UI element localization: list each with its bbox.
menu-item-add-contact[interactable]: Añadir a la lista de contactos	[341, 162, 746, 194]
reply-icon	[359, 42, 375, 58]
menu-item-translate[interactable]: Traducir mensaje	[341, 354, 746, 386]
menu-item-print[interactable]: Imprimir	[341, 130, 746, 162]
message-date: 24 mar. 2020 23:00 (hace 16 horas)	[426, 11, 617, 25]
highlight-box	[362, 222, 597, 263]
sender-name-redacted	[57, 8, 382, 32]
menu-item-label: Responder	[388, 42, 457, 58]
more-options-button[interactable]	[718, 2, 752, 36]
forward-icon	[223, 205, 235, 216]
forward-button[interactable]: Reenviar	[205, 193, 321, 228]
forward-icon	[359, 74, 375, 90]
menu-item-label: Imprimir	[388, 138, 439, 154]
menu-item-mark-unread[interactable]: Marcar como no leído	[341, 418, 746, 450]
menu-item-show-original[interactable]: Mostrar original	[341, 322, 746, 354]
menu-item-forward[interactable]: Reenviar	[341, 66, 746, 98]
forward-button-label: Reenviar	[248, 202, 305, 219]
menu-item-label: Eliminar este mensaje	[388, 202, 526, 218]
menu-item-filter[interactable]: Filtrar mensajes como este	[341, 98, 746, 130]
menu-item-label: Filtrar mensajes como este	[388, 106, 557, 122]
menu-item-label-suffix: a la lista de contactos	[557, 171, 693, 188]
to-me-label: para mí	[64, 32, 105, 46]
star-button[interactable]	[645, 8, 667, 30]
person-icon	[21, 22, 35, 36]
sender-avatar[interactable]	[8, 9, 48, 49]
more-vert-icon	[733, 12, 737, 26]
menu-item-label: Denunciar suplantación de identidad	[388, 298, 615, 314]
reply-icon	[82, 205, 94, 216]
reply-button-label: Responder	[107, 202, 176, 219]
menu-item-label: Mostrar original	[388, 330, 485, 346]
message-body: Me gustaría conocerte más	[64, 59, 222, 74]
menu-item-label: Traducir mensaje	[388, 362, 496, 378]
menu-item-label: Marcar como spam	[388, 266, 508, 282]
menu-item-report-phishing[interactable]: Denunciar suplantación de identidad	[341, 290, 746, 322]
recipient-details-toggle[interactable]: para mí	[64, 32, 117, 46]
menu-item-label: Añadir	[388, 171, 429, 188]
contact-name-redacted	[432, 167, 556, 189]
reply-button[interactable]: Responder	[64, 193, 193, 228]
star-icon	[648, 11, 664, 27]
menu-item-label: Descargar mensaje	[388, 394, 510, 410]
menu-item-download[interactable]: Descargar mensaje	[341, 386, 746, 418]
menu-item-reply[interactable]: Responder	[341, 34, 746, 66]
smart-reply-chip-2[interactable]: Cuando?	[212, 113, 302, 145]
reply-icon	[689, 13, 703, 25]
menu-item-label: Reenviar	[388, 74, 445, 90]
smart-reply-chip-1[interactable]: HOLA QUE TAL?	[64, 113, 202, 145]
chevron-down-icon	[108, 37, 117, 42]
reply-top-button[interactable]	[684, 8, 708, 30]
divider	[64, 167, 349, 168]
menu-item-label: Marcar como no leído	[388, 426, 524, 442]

________

* Exercise
Turn the listing, from its first line through the line containing "menu-item-label: Filtrar mensajes", into a numbered list, leaving out any blank lines.

* Reply to the exercise
1. UI element localization: list each with its bbox.
2. menu-item-add-contact[interactable]: Añadir a la lista de contactos	[341, 162, 746, 194]
3. reply-icon	[359, 42, 375, 58]
4. menu-item-translate[interactable]: Traducir mensaje	[341, 354, 746, 386]
5. menu-item-print[interactable]: Imprimir	[341, 130, 746, 162]
6. message-date: 24 mar. 2020 23:00 (hace 16 horas)	[426, 11, 617, 25]
7. highlight-box	[362, 222, 597, 263]
8. sender-name-redacted	[57, 8, 382, 32]
9. menu-item-label: Responder	[388, 42, 457, 58]
10. more-options-button[interactable]	[718, 2, 752, 36]
11. forward-icon	[223, 205, 235, 216]
12. forward-button[interactable]: Reenviar	[205, 193, 321, 228]
13. forward-icon	[359, 74, 375, 90]
14. menu-item-label: Imprimir	[388, 138, 439, 154]
15. menu-item-mark-unread[interactable]: Marcar como no leído	[341, 418, 746, 450]
16. menu-item-show-original[interactable]: Mostrar original	[341, 322, 746, 354]
17. menu-item-forward[interactable]: Reenviar	[341, 66, 746, 98]
18. forward-button-label: Reenviar	[248, 202, 305, 219]
19. menu-item-label: Eliminar este mensaje	[388, 202, 526, 218]
20. menu-item-filter[interactable]: Filtrar mensajes como este	[341, 98, 746, 130]
21. menu-item-label: Filtrar mensajes como este	[388, 106, 557, 122]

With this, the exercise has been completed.